• _Prompt_
Scan the data beneath this task and copy each line that includes "JSON".

Dataset entries
══════════

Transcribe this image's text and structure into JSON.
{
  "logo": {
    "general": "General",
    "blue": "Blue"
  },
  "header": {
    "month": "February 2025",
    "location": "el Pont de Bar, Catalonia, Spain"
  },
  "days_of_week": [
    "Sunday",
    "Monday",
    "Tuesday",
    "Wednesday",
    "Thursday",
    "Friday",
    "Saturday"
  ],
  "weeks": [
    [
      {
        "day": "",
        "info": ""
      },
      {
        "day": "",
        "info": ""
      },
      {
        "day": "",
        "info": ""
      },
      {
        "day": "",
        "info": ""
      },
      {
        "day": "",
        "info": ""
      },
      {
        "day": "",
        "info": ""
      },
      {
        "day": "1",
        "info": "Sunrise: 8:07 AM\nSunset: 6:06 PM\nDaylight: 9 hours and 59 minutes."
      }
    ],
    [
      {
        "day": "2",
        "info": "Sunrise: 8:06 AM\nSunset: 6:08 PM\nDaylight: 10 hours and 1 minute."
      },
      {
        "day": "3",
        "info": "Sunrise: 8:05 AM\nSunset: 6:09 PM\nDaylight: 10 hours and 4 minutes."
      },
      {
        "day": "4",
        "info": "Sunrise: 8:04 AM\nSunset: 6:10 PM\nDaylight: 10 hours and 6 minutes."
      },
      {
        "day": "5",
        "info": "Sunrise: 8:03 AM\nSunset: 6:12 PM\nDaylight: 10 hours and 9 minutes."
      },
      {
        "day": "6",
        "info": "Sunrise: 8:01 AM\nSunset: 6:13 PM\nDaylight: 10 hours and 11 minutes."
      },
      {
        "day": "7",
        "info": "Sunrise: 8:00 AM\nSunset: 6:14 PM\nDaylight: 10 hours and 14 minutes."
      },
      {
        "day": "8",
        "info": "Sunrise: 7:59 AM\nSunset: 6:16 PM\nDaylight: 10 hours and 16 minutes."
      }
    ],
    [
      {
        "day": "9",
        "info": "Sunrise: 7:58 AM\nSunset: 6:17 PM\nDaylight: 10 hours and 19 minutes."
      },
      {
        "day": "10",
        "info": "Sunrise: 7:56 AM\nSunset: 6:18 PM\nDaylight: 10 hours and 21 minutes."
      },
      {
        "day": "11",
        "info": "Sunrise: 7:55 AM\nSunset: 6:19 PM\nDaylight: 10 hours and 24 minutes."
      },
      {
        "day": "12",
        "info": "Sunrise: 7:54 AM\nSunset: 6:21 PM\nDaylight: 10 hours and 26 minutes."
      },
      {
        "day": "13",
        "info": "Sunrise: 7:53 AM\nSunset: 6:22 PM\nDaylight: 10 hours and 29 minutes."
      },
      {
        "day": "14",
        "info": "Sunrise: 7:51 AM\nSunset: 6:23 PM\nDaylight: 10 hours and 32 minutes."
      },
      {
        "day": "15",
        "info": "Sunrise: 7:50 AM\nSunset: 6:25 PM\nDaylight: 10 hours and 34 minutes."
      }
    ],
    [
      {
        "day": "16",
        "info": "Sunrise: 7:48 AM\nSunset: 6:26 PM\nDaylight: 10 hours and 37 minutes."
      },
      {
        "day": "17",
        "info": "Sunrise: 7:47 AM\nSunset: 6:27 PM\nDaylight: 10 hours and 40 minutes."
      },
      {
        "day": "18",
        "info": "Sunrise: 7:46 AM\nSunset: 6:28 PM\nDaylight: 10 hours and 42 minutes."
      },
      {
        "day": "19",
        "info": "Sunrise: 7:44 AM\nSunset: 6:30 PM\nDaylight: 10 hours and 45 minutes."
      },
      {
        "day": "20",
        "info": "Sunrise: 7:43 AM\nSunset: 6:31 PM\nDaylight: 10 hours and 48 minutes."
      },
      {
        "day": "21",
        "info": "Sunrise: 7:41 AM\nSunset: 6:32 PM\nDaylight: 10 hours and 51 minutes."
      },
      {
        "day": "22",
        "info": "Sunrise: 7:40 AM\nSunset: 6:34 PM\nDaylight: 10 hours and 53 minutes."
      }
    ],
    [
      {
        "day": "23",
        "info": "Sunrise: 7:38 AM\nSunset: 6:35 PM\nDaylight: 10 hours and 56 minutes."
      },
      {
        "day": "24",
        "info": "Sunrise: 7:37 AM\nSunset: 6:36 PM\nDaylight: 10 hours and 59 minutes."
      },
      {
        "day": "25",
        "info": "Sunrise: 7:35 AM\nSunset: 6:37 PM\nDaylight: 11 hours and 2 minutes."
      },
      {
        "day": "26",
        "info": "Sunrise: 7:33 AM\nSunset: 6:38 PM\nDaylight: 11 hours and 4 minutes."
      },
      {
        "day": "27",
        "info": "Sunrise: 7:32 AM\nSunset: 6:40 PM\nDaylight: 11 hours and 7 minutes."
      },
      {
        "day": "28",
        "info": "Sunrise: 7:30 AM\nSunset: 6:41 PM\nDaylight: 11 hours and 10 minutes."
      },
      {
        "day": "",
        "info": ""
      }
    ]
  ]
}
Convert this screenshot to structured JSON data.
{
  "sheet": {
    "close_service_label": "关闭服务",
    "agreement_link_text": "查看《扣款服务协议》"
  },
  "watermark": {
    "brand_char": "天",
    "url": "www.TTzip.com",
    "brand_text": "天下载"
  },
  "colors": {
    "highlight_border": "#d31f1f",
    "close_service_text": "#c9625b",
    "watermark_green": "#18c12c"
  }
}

══════════

• _Full response_
Transcribe this image's text and structure into JSON.
Convert this screenshot to structured JSON data.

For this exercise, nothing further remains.